Source data
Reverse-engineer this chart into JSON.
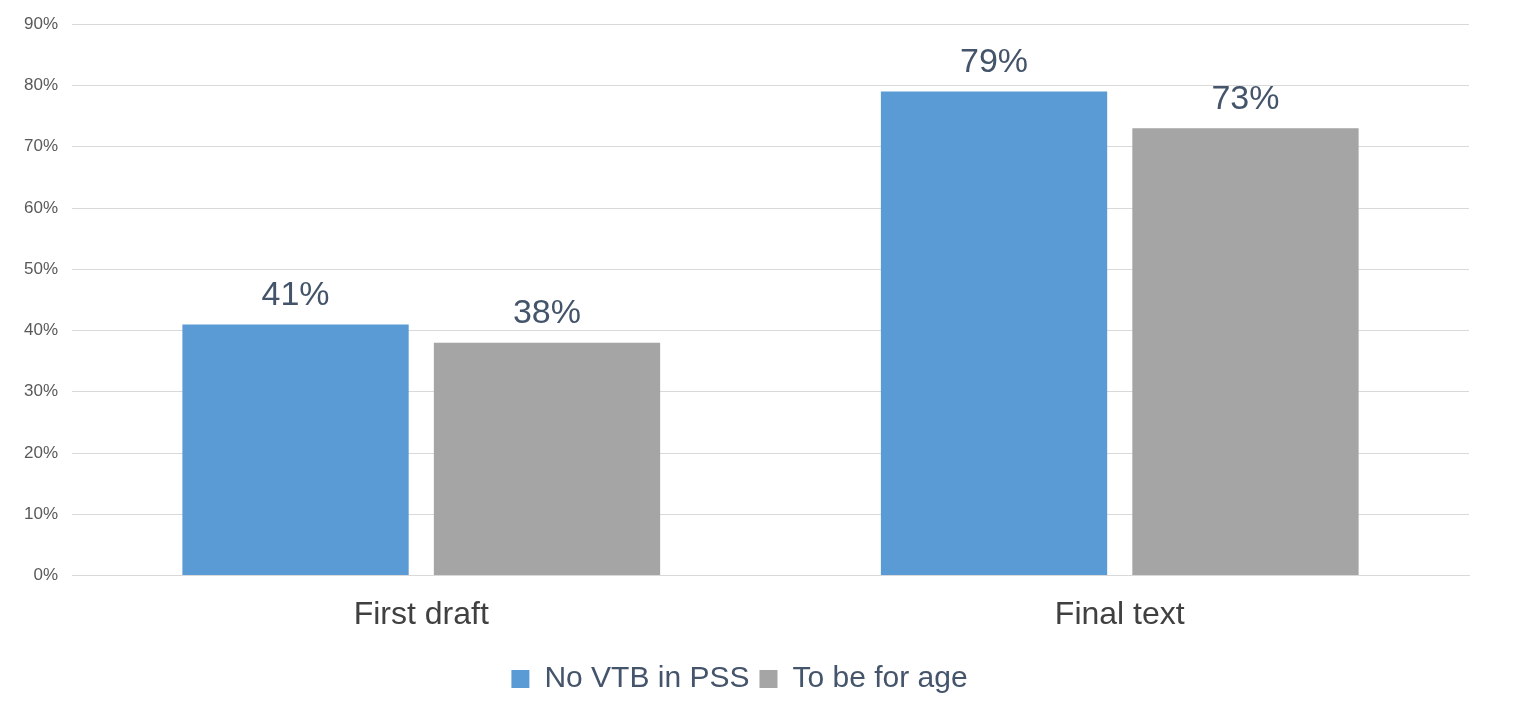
{
  "chart_data": {
    "type": "bar",
    "categories": [
      "First draft",
      "Final text"
    ],
    "series": [
      {
        "name": "No VTB in PSS",
        "color": "#5b9bd5",
        "values": [
          41,
          79
        ],
        "value_labels": [
          "41%",
          "79%"
        ]
      },
      {
        "name": "To be for age",
        "color": "#a5a5a5",
        "values": [
          38,
          73
        ],
        "value_labels": [
          "38%",
          "73%"
        ]
      }
    ],
    "ylim": [
      0,
      90
    ],
    "yticks": [
      {
        "value": 0,
        "label": "0%"
      },
      {
        "value": 10,
        "label": "10%"
      },
      {
        "value": 20,
        "label": "20%"
      },
      {
        "value": 30,
        "label": "30%"
      },
      {
        "value": 40,
        "label": "40%"
      },
      {
        "value": 50,
        "label": "50%"
      },
      {
        "value": 60,
        "label": "60%"
      },
      {
        "value": 70,
        "label": "70%"
      },
      {
        "value": 80,
        "label": "80%"
      },
      {
        "value": 90,
        "label": "90%"
      }
    ],
    "grid": "y",
    "legend": "bottom"
  }
}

Given problem
Reproduce each line word for word and drop the pictures.

Response to the task
Reverse-engineer this chart into JSON.
{
  "chart_data": {
    "type": "bar",
    "categories": [
      "First draft",
      "Final text"
    ],
    "series": [
      {
        "name": "No VTB in PSS",
        "color": "#5b9bd5",
        "values": [
          41,
          79
        ],
        "value_labels": [
          "41%",
          "79%"
        ]
      },
      {
        "name": "To be for age",
        "color": "#a5a5a5",
        "values": [
          38,
          73
        ],
        "value_labels": [
          "38%",
          "73%"
        ]
      }
    ],
    "ylim": [
      0,
      90
    ],
    "yticks": [
      {
        "value": 0,
        "label": "0%"
      },
      {
        "value": 10,
        "label": "10%"
      },
      {
        "value": 20,
        "label": "20%"
      },
      {
        "value": 30,
        "label": "30%"
      },
      {
        "value": 40,
        "label": "40%"
      },
      {
        "value": 50,
        "label": "50%"
      },
      {
        "value": 60,
        "label": "60%"
      },
      {
        "value": 70,
        "label": "70%"
      },
      {
        "value": 80,
        "label": "80%"
      },
      {
        "value": 90,
        "label": "90%"
      }
    ],
    "grid": "y",
    "legend": "bottom"
  }
}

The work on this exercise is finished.